[Saved data entries]
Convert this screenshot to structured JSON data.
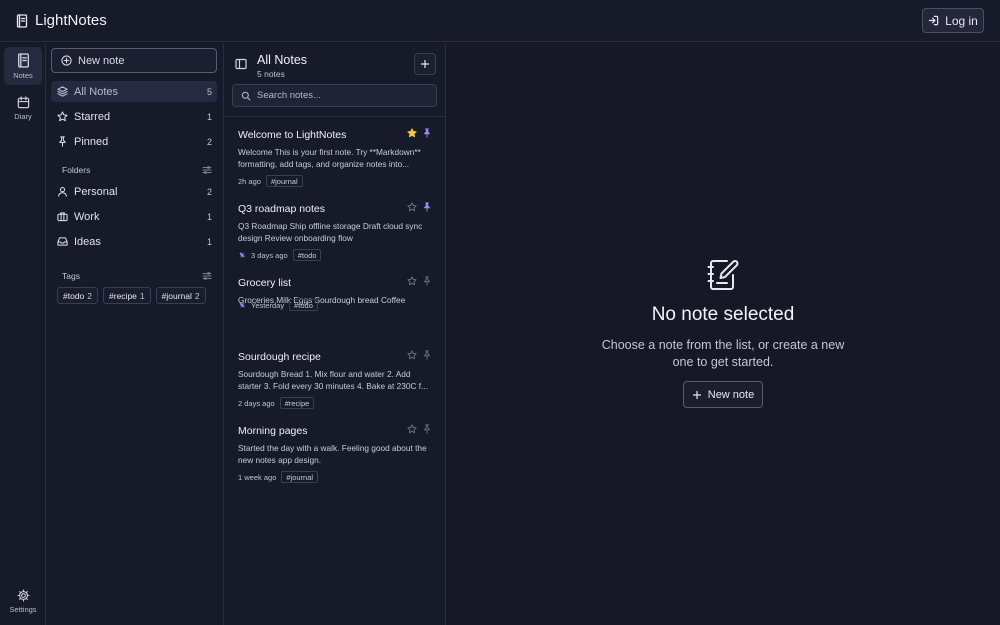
{
  "app": {
    "title": "LightNotes",
    "login_label": "Log in"
  },
  "rail": {
    "items": [
      {
        "label": "Notes",
        "icon": "notebook-icon",
        "active": true
      },
      {
        "label": "Diary",
        "icon": "calendar-icon",
        "active": false
      }
    ],
    "settings_label": "Settings"
  },
  "sidebar": {
    "new_note_label": "New note",
    "nav": [
      {
        "label": "All Notes",
        "count": "5",
        "icon": "layers-icon",
        "active": true
      },
      {
        "label": "Starred",
        "count": "1",
        "icon": "star-icon"
      },
      {
        "label": "Pinned",
        "count": "2",
        "icon": "pin-icon"
      }
    ],
    "folders_label": "Folders",
    "folders": [
      {
        "label": "Personal",
        "count": "2",
        "icon": "user-icon"
      },
      {
        "label": "Work",
        "count": "1",
        "icon": "briefcase-icon"
      },
      {
        "label": "Ideas",
        "count": "1",
        "icon": "inbox-icon"
      }
    ],
    "tags_label": "Tags",
    "tags": [
      {
        "label": "#todo",
        "count": "2"
      },
      {
        "label": "#recipe",
        "count": "1"
      },
      {
        "label": "#journal",
        "count": "2"
      }
    ]
  },
  "notelist": {
    "title": "All Notes",
    "subtitle": "5 notes",
    "search_placeholder": "Search notes...",
    "notes": [
      {
        "title": "Welcome to LightNotes",
        "preview": "Welcome This is your first note. Try **Markdown** formatting, add tags, and organize notes into...",
        "time": "2h ago",
        "tag": "#journal",
        "starred": true,
        "pinned": true,
        "sync": false
      },
      {
        "title": "Q3 roadmap notes",
        "preview": "Q3 Roadmap Ship offline storage Draft cloud sync design Review onboarding flow",
        "time": "3 days ago",
        "tag": "#todo",
        "starred": false,
        "pinned": true,
        "sync": true
      },
      {
        "title": "Grocery list",
        "preview": "Groceries Milk Eggs Sourdough bread Coffee",
        "time": "Yesterday",
        "tag": "#todo",
        "starred": false,
        "pinned": false,
        "sync": true
      },
      {
        "title": "Sourdough recipe",
        "preview": "Sourdough Bread 1. Mix flour and water 2. Add starter 3. Fold every 30 minutes 4. Bake at 230C f...",
        "time": "2 days ago",
        "tag": "#recipe",
        "starred": false,
        "pinned": false,
        "sync": false
      },
      {
        "title": "Morning pages",
        "preview": "Started the day with a walk. Feeling good about the new notes app design.",
        "time": "1 week ago",
        "tag": "#journal",
        "starred": false,
        "pinned": false,
        "sync": false
      }
    ]
  },
  "main": {
    "empty_title": "No note selected",
    "empty_desc": "Choose a note from the list, or create a new one to get started.",
    "new_note_label": "New note"
  },
  "colors": {
    "background": "#161827",
    "panel": "#171a29",
    "border": "#2a2d40",
    "star_active": "#f2c744",
    "pin_active": "#8f8cf2",
    "icon_muted": "#6f7388"
  }
}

WRITTEN EXERCISE: Reproduce all of the data exactly; the pictures do not belong in the copy.

ANSWER TO THE TASK:
Convert this screenshot to structured JSON data.
{
  "app": {
    "title": "LightNotes",
    "login_label": "Log in"
  },
  "rail": {
    "items": [
      {
        "label": "Notes",
        "icon": "notebook-icon",
        "active": true
      },
      {
        "label": "Diary",
        "icon": "calendar-icon",
        "active": false
      }
    ],
    "settings_label": "Settings"
  },
  "sidebar": {
    "new_note_label": "New note",
    "nav": [
      {
        "label": "All Notes",
        "count": "5",
        "icon": "layers-icon",
        "active": true
      },
      {
        "label": "Starred",
        "count": "1",
        "icon": "star-icon"
      },
      {
        "label": "Pinned",
        "count": "2",
        "icon": "pin-icon"
      }
    ],
    "folders_label": "Folders",
    "folders": [
      {
        "label": "Personal",
        "count": "2",
        "icon": "user-icon"
      },
      {
        "label": "Work",
        "count": "1",
        "icon": "briefcase-icon"
      },
      {
        "label": "Ideas",
        "count": "1",
        "icon": "inbox-icon"
      }
    ],
    "tags_label": "Tags",
    "tags": [
      {
        "label": "#todo",
        "count": "2"
      },
      {
        "label": "#recipe",
        "count": "1"
      },
      {
        "label": "#journal",
        "count": "2"
      }
    ]
  },
  "notelist": {
    "title": "All Notes",
    "subtitle": "5 notes",
    "search_placeholder": "Search notes...",
    "notes": [
      {
        "title": "Welcome to LightNotes",
        "preview": "Welcome This is your first note. Try **Markdown** formatting, add tags, and organize notes into...",
        "time": "2h ago",
        "tag": "#journal",
        "starred": true,
        "pinned": true,
        "sync": false
      },
      {
        "title": "Q3 roadmap notes",
        "preview": "Q3 Roadmap Ship offline storage Draft cloud sync design Review onboarding flow",
        "time": "3 days ago",
        "tag": "#todo",
        "starred": false,
        "pinned": true,
        "sync": true
      },
      {
        "title": "Grocery list",
        "preview": "Groceries Milk Eggs Sourdough bread Coffee",
        "time": "Yesterday",
        "tag": "#todo",
        "starred": false,
        "pinned": false,
        "sync": true
      },
      {
        "title": "Sourdough recipe",
        "preview": "Sourdough Bread 1. Mix flour and water 2. Add starter 3. Fold every 30 minutes 4. Bake at 230C f...",
        "time": "2 days ago",
        "tag": "#recipe",
        "starred": false,
        "pinned": false,
        "sync": false
      },
      {
        "title": "Morning pages",
        "preview": "Started the day with a walk. Feeling good about the new notes app design.",
        "time": "1 week ago",
        "tag": "#journal",
        "starred": false,
        "pinned": false,
        "sync": false
      }
    ]
  },
  "main": {
    "empty_title": "No note selected",
    "empty_desc": "Choose a note from the list, or create a new one to get started.",
    "new_note_label": "New note"
  },
  "colors": {
    "background": "#161827",
    "panel": "#171a29",
    "border": "#2a2d40",
    "star_active": "#f2c744",
    "pin_active": "#8f8cf2",
    "icon_muted": "#6f7388"
  }
}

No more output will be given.